▶ _EXERCISE DIRECTIONS_: Extract every line below that contains the word "Actual".

— begin ROWS —

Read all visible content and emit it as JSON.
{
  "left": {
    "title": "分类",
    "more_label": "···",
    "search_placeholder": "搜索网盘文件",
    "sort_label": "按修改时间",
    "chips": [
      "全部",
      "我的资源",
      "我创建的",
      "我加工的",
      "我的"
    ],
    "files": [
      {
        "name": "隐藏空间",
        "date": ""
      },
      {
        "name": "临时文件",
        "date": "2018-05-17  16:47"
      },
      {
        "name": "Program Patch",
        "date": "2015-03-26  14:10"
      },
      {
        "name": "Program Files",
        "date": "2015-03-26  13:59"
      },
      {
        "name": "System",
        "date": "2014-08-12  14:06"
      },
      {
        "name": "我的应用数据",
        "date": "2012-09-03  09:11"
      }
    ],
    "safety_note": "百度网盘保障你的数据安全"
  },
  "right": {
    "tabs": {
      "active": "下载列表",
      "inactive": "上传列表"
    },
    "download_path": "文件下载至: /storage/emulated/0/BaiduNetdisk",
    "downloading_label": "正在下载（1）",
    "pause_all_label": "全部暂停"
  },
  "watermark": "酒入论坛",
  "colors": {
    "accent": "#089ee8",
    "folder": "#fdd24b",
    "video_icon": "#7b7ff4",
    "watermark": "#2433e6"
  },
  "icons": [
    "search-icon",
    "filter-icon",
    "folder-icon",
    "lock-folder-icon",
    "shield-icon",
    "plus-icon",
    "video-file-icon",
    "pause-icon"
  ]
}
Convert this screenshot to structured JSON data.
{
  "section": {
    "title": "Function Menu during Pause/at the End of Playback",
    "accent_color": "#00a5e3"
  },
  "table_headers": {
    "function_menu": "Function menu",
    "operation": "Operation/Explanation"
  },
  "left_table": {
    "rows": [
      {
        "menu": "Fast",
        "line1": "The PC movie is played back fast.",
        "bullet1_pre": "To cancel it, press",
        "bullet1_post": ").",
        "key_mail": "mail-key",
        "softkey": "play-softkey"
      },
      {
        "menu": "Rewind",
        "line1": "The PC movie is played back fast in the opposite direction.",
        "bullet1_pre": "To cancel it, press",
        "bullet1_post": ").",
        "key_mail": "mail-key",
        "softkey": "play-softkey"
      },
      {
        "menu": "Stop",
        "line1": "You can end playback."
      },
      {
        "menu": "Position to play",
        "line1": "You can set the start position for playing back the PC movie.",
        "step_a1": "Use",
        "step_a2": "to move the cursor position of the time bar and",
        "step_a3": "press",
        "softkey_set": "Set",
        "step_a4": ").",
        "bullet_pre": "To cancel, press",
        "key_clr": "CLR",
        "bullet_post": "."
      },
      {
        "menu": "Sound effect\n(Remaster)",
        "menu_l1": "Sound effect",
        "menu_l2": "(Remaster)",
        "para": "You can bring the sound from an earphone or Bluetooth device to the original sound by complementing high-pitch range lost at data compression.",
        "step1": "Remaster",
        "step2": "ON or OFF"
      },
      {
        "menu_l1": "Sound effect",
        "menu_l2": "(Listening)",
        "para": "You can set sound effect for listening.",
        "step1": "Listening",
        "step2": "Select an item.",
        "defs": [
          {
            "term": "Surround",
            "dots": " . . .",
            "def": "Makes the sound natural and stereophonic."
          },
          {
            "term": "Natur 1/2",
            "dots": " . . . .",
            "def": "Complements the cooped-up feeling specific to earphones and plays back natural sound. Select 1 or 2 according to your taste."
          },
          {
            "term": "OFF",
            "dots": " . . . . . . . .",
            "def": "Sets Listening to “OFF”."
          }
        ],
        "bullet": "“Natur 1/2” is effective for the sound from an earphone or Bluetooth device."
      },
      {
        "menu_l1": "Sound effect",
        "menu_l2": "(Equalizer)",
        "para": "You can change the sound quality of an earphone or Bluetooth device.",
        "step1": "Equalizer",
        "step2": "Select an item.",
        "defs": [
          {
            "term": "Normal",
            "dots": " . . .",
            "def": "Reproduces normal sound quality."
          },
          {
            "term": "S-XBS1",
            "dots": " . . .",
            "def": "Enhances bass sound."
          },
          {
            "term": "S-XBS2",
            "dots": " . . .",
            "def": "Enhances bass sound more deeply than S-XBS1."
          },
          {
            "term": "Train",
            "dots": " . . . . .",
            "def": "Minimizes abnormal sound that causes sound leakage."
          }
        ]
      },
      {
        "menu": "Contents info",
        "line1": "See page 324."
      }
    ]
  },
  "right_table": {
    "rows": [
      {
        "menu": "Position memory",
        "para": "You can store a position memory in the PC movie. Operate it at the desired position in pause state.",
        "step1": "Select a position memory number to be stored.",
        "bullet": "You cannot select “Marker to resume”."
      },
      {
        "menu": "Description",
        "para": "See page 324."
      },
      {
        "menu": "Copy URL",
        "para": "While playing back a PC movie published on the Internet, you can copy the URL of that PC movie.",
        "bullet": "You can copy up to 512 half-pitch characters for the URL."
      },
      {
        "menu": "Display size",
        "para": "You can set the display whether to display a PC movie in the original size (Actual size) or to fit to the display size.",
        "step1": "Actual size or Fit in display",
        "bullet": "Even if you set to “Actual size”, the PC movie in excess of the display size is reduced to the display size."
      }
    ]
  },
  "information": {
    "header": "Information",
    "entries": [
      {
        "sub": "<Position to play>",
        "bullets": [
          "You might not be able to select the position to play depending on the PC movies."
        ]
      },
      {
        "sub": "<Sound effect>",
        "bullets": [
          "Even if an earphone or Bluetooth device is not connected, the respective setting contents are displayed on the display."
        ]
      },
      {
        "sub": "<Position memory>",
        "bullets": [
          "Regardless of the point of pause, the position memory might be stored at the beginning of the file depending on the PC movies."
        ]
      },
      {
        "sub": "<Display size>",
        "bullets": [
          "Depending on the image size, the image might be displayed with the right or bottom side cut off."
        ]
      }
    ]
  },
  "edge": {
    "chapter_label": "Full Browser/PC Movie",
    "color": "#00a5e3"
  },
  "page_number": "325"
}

— end ROWS —

▶ _WRITTEN REPLY_:
        "para": "You can set the display whether to display a PC movie in the original size (Actual size) or to fit to the display size.",
        "step1": "Actual size or Fit in display",
        "bullet": "Even if you set to “Actual size”, the PC movie in excess of the display size is reduced to the display size."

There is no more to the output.